◆ TASK DIRECTIONS: Read the records below. Copy each line where the string "xlabel" occurs.

◆ DATA FOR PROCESSING:

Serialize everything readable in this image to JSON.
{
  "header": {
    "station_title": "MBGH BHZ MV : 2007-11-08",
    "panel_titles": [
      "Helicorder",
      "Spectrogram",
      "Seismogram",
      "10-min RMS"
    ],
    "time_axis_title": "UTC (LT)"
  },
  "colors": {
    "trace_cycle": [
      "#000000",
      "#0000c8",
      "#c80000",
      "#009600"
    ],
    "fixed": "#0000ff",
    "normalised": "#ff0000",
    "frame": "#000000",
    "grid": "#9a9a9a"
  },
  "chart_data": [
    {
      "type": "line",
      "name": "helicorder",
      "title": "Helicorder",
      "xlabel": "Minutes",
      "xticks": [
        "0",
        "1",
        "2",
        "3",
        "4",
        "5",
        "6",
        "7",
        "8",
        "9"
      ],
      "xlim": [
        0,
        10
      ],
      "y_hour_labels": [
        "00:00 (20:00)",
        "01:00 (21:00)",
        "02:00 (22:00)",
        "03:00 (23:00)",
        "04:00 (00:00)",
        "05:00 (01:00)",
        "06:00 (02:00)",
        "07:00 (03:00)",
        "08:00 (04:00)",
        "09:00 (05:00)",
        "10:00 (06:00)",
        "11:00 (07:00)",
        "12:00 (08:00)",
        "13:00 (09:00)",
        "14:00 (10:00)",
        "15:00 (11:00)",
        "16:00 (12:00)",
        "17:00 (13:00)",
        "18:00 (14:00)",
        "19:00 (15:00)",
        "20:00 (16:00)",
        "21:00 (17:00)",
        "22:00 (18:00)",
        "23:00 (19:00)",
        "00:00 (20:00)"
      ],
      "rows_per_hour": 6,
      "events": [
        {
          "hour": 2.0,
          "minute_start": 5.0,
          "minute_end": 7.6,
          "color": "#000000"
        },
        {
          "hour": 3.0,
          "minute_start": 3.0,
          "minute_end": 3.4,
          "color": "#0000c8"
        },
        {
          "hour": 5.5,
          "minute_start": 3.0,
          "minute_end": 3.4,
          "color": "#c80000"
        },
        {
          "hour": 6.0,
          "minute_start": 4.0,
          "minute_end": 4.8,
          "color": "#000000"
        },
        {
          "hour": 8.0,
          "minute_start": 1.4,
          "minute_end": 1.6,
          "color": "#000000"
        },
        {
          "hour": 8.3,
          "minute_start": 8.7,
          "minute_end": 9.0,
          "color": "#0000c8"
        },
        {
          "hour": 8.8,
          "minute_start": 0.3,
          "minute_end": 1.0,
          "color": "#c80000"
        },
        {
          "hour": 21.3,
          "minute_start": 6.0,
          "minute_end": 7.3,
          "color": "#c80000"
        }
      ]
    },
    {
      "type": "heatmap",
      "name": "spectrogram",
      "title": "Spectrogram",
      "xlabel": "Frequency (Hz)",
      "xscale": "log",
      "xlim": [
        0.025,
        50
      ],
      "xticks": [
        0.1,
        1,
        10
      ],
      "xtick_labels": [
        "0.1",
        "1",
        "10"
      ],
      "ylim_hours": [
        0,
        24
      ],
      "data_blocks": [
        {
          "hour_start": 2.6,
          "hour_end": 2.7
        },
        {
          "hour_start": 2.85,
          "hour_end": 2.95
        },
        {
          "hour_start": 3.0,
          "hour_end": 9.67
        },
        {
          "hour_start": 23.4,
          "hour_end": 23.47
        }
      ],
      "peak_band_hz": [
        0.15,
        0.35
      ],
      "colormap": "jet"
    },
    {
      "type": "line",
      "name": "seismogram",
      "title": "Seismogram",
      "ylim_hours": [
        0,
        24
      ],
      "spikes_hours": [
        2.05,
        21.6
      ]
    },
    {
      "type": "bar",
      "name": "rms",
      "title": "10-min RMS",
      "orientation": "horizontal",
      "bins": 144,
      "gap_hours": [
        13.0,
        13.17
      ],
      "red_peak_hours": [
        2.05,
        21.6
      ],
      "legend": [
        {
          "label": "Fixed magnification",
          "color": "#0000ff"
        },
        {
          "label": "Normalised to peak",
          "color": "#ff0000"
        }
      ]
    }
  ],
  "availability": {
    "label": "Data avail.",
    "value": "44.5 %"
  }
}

◆ FULL OUTPUT:
      "xlabel": "Minutes",
      "xlabel": "Frequency (Hz)",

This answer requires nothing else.